- Given exercise
All lines holding the string "different" are to be shown.

- Extracted data entries

** begin **

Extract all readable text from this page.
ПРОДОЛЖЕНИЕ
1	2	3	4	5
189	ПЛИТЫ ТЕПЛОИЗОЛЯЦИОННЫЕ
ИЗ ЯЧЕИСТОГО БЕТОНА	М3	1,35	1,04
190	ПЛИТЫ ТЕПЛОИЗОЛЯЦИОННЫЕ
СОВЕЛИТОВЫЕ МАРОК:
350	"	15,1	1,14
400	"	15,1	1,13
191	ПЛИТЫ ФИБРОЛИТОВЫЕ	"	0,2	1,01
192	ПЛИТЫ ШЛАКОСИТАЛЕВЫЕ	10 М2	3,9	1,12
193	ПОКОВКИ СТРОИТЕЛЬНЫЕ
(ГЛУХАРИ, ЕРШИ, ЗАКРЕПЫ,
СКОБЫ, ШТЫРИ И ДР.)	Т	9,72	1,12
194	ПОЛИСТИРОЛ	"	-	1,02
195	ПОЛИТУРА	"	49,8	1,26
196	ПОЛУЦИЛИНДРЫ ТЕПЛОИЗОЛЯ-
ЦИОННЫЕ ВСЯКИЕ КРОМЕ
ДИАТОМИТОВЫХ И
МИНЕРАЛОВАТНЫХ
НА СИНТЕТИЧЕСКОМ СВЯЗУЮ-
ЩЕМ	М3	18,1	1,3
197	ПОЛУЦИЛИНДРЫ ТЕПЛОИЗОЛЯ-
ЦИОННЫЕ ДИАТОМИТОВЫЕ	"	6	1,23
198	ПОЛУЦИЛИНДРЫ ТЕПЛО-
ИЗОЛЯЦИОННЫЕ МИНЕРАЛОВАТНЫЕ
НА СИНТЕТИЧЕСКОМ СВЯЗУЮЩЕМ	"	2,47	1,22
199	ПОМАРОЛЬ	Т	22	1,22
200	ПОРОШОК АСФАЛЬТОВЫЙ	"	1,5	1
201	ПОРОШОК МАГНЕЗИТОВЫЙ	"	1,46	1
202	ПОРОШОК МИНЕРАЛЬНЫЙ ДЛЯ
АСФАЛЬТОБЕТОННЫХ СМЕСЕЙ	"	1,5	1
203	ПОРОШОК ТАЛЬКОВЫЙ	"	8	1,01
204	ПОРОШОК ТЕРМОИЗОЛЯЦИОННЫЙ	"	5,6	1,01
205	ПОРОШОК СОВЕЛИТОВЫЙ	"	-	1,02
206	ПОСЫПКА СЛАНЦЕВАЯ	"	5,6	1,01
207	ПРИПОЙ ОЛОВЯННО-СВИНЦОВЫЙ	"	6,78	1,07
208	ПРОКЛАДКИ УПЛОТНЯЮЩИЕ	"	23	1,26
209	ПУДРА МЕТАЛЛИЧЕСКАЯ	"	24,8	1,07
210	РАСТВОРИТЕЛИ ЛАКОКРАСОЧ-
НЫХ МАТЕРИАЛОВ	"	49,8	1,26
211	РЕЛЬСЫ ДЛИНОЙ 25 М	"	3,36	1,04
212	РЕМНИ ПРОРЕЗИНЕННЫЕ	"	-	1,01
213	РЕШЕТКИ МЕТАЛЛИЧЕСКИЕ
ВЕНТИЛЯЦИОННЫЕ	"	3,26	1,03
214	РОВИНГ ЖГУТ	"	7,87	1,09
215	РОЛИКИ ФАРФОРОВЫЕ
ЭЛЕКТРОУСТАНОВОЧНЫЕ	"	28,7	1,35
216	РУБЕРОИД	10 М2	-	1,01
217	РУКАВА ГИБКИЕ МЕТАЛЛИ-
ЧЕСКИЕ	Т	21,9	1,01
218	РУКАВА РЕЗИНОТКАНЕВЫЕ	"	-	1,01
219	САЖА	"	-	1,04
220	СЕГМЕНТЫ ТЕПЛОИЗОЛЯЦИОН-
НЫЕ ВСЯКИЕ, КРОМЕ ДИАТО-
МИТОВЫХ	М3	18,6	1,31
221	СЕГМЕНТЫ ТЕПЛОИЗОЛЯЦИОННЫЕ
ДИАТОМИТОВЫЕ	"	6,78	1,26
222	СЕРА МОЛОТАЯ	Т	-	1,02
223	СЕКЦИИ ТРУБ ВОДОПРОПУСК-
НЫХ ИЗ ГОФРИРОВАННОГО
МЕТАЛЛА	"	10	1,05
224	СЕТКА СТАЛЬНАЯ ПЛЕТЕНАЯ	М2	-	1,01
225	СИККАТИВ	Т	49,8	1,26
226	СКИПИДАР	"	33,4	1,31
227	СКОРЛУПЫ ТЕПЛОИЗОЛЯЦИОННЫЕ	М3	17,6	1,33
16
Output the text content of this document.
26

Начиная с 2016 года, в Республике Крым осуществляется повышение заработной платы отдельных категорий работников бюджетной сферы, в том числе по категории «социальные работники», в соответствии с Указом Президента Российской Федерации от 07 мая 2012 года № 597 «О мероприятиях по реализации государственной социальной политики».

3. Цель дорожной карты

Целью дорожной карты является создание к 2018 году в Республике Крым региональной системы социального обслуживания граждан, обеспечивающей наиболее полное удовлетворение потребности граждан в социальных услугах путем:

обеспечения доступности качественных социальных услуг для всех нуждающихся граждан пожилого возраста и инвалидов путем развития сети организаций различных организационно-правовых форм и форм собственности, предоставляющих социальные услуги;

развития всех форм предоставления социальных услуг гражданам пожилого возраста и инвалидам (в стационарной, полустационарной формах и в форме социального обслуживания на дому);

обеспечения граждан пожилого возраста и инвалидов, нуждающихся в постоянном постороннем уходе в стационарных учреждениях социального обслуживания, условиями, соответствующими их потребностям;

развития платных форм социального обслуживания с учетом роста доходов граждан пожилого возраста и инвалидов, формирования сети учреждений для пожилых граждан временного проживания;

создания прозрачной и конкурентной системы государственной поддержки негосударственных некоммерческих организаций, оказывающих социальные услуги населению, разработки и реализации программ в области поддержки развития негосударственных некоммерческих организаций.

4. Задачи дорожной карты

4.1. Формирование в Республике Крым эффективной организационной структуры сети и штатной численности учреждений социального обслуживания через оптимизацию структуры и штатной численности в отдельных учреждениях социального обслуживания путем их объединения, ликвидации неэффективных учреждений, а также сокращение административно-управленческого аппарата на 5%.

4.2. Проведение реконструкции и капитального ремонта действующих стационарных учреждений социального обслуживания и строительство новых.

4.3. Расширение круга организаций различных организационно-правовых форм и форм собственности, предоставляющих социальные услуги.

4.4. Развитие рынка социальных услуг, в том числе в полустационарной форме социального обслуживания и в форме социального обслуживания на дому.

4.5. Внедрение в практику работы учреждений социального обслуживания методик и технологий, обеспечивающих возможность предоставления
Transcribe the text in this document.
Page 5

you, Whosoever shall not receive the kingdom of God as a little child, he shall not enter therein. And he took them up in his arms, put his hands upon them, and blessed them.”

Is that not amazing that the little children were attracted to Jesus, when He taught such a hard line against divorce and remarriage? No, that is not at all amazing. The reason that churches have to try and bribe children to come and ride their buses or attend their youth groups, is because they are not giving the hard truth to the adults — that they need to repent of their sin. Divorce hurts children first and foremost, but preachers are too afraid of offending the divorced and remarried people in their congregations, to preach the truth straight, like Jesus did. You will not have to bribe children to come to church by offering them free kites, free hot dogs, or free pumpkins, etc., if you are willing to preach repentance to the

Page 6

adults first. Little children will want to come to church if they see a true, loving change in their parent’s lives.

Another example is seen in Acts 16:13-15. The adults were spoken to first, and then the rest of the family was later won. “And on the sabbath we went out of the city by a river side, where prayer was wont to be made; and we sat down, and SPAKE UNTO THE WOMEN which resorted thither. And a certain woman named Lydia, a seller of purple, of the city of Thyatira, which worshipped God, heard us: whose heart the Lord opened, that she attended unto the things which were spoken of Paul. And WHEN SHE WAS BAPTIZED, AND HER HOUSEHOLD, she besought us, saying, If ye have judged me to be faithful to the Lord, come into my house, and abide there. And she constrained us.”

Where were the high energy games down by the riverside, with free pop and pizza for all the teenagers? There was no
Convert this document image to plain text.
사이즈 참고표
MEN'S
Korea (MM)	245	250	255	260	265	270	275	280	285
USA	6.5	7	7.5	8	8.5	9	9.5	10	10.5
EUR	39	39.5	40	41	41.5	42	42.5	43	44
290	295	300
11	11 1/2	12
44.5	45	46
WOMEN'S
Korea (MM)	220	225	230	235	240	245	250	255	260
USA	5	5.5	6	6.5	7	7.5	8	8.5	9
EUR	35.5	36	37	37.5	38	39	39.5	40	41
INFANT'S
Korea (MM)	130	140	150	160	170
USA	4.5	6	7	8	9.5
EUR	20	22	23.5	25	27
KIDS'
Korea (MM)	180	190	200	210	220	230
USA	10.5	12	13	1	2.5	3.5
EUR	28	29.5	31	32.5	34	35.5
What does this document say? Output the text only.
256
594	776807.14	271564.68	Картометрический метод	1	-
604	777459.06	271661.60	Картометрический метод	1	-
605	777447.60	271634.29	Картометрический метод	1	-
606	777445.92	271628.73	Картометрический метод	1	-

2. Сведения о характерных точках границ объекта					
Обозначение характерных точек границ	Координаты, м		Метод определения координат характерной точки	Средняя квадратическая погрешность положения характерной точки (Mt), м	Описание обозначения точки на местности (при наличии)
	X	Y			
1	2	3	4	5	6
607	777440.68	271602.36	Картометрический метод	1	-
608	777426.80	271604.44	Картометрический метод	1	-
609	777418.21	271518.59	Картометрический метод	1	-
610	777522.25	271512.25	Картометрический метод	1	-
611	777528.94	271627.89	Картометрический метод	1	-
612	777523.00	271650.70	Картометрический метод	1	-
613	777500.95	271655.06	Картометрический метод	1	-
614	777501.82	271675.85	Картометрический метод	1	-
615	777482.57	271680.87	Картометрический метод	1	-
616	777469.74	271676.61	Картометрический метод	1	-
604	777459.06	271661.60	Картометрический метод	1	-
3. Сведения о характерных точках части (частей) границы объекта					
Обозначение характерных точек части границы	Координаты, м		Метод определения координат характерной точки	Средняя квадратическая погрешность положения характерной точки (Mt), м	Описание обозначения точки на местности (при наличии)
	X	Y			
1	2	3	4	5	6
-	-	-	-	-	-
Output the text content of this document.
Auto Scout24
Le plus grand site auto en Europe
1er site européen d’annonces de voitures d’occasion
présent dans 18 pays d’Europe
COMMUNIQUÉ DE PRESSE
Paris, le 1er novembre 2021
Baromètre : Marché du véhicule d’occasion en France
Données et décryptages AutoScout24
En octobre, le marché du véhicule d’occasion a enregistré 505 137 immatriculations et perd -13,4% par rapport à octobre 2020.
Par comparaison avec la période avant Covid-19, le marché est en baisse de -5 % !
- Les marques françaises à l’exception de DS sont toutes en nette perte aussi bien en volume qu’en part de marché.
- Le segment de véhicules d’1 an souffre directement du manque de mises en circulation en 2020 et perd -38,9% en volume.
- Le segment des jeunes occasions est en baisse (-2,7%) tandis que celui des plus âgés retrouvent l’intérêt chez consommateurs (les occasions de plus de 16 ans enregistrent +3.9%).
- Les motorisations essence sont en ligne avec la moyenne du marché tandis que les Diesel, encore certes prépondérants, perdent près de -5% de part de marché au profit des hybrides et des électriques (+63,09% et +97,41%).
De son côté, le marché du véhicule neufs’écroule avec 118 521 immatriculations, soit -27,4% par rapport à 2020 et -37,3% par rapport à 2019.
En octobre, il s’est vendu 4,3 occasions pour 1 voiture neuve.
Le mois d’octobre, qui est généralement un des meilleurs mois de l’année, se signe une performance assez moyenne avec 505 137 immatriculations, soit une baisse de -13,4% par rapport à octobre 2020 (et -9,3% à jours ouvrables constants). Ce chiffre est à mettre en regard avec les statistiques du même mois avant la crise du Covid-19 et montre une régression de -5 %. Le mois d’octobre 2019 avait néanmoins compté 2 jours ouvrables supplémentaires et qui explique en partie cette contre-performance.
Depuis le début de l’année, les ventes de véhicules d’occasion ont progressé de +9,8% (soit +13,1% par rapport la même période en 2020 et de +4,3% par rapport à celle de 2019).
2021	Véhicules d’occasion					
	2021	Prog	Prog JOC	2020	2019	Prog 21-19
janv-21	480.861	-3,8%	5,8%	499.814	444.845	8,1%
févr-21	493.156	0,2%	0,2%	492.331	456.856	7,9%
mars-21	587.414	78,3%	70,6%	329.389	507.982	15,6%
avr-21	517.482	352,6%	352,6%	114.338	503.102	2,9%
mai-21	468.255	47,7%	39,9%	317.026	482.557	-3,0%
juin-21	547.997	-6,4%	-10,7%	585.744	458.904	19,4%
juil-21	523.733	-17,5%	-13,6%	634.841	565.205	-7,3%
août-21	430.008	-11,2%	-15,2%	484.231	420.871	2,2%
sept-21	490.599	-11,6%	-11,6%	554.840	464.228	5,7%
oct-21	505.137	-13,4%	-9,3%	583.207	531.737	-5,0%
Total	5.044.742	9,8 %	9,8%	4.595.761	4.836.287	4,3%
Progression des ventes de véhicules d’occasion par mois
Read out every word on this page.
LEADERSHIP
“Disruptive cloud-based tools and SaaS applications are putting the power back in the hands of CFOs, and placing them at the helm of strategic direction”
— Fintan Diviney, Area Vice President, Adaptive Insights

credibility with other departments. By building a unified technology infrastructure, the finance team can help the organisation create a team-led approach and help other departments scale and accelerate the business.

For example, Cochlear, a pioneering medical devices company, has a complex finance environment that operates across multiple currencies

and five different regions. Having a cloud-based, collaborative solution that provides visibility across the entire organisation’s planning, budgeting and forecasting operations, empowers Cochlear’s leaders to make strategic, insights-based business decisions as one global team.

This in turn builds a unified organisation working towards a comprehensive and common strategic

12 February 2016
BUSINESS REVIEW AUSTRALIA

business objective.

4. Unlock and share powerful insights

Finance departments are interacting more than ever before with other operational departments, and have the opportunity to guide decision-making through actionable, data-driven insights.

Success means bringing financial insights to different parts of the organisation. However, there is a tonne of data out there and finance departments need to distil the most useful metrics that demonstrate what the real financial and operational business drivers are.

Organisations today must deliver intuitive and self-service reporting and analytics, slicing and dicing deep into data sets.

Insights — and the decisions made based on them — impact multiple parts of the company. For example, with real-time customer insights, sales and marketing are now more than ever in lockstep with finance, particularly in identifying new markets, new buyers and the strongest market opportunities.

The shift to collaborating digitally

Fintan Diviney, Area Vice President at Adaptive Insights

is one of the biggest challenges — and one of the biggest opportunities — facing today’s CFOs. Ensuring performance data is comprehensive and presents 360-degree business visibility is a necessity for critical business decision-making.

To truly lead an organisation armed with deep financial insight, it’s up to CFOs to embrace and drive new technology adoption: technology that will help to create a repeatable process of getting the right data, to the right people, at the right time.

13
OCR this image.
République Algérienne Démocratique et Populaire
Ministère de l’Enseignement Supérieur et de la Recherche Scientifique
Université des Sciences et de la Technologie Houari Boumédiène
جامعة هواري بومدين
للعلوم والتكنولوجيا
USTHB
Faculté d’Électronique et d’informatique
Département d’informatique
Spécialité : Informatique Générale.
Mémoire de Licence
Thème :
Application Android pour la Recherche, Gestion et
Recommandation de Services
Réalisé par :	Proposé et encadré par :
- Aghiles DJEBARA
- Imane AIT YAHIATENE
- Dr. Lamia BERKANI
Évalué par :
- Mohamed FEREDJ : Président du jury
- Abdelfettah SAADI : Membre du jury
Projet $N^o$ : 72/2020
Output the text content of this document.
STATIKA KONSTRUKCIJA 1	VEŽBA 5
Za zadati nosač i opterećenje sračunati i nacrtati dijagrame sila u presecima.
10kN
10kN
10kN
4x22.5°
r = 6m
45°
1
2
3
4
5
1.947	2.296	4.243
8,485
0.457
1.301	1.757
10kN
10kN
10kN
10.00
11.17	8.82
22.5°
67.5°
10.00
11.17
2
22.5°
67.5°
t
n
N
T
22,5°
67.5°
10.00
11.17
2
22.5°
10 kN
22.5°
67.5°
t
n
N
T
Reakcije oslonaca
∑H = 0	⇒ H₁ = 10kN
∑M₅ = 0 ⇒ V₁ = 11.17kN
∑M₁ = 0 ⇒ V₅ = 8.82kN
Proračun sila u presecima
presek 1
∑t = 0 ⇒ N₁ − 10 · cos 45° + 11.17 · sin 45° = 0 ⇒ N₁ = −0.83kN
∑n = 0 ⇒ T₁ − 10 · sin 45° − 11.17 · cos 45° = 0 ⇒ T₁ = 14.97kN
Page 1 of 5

** end **

- Answer to the task
and five different regions. Having a cloud-based, collaborative solution that provides visibility across the entire organisation’s planning, budgeting and forecasting operations, empowers Cochlear’s leaders to make strategic, insights-based business decisions as one global team.
Success means bringing financial insights to different parts of the organisation. However, there is a tonne of data out there and finance departments need to distil the most useful metrics that demonstrate what the real financial and operational business drivers are.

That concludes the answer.